## AIM
Report every line from the material that contains the word "text".

Recorded data:
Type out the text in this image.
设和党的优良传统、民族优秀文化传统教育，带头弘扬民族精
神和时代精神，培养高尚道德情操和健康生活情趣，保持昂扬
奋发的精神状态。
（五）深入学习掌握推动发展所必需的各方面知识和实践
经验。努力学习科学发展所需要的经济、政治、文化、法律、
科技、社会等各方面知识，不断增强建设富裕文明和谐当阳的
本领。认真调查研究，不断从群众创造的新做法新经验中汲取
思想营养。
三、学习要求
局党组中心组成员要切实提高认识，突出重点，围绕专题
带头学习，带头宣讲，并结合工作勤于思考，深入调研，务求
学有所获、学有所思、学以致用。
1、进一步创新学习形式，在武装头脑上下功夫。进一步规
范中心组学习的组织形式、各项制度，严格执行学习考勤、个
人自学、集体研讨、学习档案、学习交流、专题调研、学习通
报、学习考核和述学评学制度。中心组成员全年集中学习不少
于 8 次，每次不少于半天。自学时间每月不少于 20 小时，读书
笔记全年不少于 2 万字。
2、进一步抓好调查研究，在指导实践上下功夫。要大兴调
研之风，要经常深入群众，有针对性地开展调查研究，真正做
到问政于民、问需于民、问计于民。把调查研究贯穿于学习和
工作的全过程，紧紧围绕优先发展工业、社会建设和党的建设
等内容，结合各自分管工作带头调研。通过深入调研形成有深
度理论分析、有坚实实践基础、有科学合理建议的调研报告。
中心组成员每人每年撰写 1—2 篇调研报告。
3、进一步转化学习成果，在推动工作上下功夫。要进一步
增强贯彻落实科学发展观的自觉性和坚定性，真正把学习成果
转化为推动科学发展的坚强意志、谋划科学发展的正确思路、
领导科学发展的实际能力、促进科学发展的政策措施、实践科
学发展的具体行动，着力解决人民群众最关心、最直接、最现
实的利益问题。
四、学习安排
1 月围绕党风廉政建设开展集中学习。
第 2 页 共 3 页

--

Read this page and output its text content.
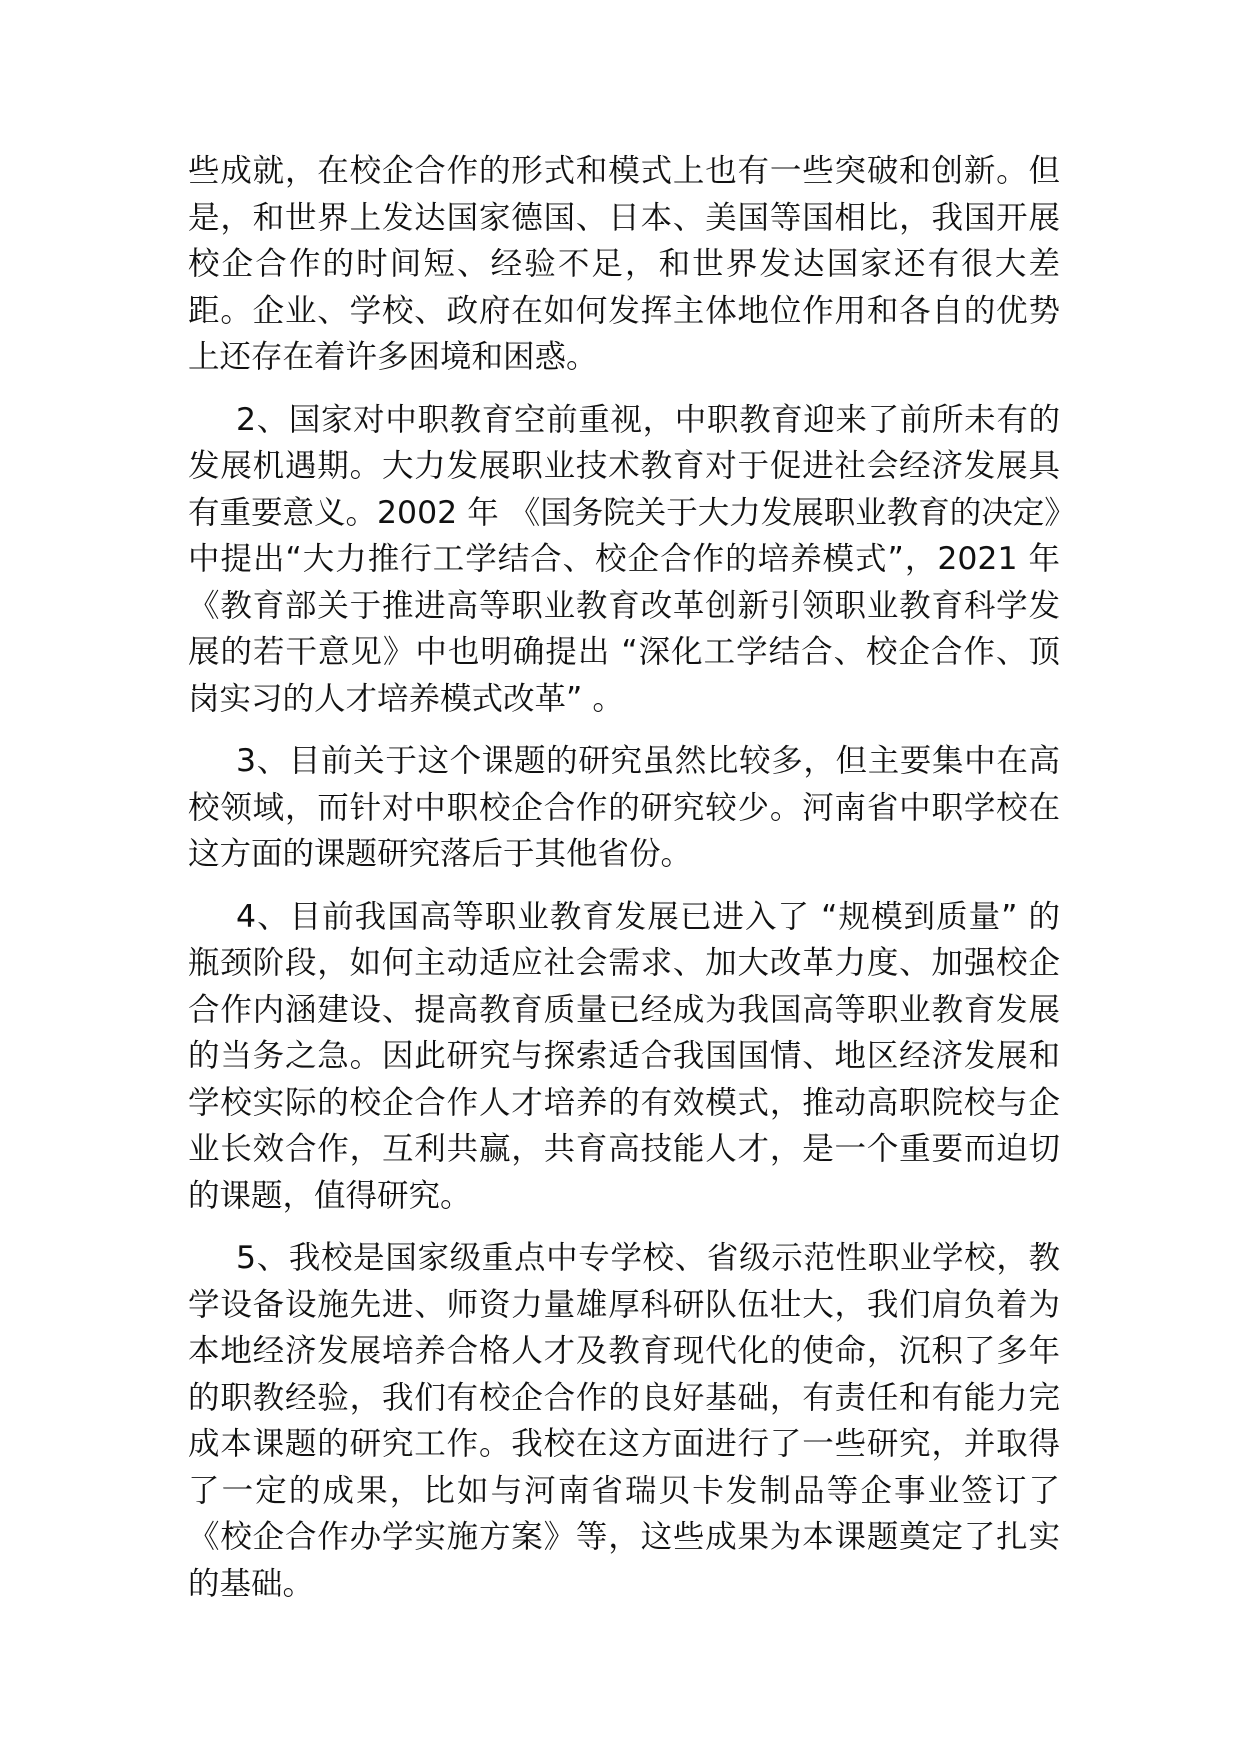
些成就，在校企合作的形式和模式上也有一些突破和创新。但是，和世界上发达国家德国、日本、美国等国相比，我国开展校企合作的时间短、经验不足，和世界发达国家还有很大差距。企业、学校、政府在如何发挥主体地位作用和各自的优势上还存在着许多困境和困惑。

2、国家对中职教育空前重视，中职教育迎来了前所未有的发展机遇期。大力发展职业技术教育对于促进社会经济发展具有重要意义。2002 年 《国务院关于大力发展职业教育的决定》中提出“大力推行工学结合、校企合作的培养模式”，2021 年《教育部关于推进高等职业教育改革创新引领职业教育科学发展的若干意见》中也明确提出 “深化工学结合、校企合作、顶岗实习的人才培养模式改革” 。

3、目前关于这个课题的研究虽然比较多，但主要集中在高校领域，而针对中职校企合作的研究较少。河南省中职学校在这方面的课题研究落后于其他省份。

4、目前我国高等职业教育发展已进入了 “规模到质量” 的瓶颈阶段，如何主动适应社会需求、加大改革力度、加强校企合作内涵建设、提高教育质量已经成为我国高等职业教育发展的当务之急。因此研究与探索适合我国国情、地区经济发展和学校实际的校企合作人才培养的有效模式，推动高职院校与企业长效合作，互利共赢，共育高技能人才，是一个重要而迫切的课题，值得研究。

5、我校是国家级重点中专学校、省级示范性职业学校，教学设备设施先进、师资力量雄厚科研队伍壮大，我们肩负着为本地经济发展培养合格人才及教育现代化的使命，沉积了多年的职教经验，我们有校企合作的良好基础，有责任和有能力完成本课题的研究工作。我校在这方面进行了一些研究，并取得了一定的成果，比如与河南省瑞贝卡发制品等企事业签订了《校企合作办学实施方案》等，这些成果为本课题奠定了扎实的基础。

## RESULT OF THIS EXERCISE
Type out the text in this image.
Read this page and output its text content.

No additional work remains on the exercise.